L’expansion du crédit au secteur privé en Afrique du Sud a ralenti en mai, la croissance annuelle revenant à 8,57 % contre 9,2 % précédemment. Cette dernière lecture suggère un rythme de prêt plus modéré dans l’ensemble de l’économie par rapport aux mois antérieurs.
Ce ralentissement intervient alors que les conditions de crédit restent surveillées de près pour ce qu’elles indiquent sur la demande d’emprunt et les perspectives de l’activité domestique. Le chiffre de mai prolonge une tendance récente au tassement de la croissance du crédit au secteur privé, un indicateur clé suivi pour détecter les inflexions du financement et des comportements de bilan.
Implications pour l’activité économique et le rand
Nous constatons le recul de la croissance du crédit au secteur privé en Afrique du Sud à 8,57 % en mai. Ce ralentissement des emprunts des entreprises et des ménages pointe vers un affaiblissement de l’activité économique. Il traduit une prudence sur le marché domestique, que nous devons intégrer à nos stratégies pour juillet.
Ces données confortent une vision baissière du rand sud-africain (ZAR). Alors que les prévisions de croissance pour le T2 2026 sont déjà revues en baisse en raison des pénuries d’électricité persistantes, ces chiffres de crédit suggèrent un moindre investissement domestique, ce qui est négatif pour la devise. Nous devrions donc envisager l’achat d’options d’achat (calls) sur USD/ZAR, un schéma similaire ayant été observé fin 2023, lorsque des statistiques domestiques faibles avaient poussé le rand à la baisse vers 19,50 rands/$.
Stratégies sur les actions et les taux d’intérêt
Pour le marché actions, le ralentissement du crédit constitue un frein spécifique pour les valeurs bancaires et de distribution cotées à la JSE. Une moindre production de crédit pèse sur les bénéfices des banques, et la réduction du crédit aux ménages limite la consommation, ce qui affecte les distributeurs. Nous envisageons l’achat d’options de vente (puts) sur l’ETF Satrix Fini comme couverture contre une baisse potentielle du secteur financier.
La South African Reserve Bank (SARB) aura beaucoup de mal à justifier toute hausse de taux avec un ralentissement de la croissance du crédit de cette nature. Si l’inflation de mai s’est établie à 5,1 %, dans la fourchette cible, ces données de croissance devraient conduire à une posture plus accommodante. Nous estimons qu’un positionnement sur des forward rate agreements (FRA) misant sur des taux inchangés jusqu’au troisième trimestre constitue désormais une opération plus attractive.

**Données à examiner**
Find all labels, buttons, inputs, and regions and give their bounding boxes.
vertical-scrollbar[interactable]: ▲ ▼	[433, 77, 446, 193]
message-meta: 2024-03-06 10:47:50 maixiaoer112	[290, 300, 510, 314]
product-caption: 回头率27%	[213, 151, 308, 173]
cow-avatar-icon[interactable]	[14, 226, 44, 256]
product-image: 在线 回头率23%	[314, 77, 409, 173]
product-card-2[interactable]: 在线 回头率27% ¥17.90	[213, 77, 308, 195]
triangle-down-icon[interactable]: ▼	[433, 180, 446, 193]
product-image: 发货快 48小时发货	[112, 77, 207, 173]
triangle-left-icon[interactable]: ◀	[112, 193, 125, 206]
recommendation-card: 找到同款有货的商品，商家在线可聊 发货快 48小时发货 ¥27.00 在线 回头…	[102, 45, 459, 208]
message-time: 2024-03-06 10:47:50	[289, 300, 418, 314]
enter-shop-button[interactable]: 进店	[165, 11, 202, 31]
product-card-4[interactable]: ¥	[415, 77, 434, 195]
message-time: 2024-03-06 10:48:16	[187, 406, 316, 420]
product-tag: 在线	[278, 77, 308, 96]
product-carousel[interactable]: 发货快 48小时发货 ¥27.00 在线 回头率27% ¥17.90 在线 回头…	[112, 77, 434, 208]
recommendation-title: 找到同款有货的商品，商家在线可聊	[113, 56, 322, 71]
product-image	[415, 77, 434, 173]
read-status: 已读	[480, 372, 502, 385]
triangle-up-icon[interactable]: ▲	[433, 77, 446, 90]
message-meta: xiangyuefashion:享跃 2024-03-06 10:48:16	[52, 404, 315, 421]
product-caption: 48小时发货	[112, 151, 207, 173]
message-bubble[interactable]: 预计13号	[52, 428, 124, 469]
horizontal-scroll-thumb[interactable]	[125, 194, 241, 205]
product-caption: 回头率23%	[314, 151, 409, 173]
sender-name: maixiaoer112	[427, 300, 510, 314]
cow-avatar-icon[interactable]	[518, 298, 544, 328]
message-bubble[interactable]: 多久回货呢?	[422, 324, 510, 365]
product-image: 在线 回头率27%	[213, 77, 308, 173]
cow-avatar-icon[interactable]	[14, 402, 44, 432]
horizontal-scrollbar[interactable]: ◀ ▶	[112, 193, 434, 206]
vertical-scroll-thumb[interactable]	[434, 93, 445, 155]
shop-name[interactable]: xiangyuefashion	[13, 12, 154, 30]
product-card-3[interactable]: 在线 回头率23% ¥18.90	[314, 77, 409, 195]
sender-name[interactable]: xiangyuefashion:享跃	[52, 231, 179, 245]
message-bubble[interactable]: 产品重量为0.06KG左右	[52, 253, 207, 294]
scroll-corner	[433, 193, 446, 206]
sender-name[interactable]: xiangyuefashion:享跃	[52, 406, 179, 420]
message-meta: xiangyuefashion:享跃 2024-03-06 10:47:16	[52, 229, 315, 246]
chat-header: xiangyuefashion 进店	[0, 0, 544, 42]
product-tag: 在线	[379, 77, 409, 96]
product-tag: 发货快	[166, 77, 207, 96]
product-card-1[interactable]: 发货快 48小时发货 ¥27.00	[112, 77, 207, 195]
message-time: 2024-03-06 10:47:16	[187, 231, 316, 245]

**Consignes de travail**
**a.** Selon le texte fourni, pourquoi le ralentissement du crédit pèse-t-il sur les valeurs bancaires et de distribution cotées à la JSE ? Répondez en une à trois phrases.
**b.** Répondez à ces questions sur le texte fourni :
(i) Quel était le taux de croissance annuelle du crédit au secteur privé avant la lecture de mai ?
(ii) À quel niveau l'inflation de mai s'est-elle établie ?
(iii) Vers quel niveau le rand avait-il été poussé fin 2023 ?
Les entrées n'ont aucun rôle dans ce travail.

**Réponses aux consignes**
**a.** Une moindre production de crédit pèse sur les bénéfices des banques. La réduction du crédit aux ménages limite la consommation, ce qui affecte les distributeurs.

**b.**
(i) 9,2 %
(ii) 5,1 %
(iii) Vers 19,50 rands/$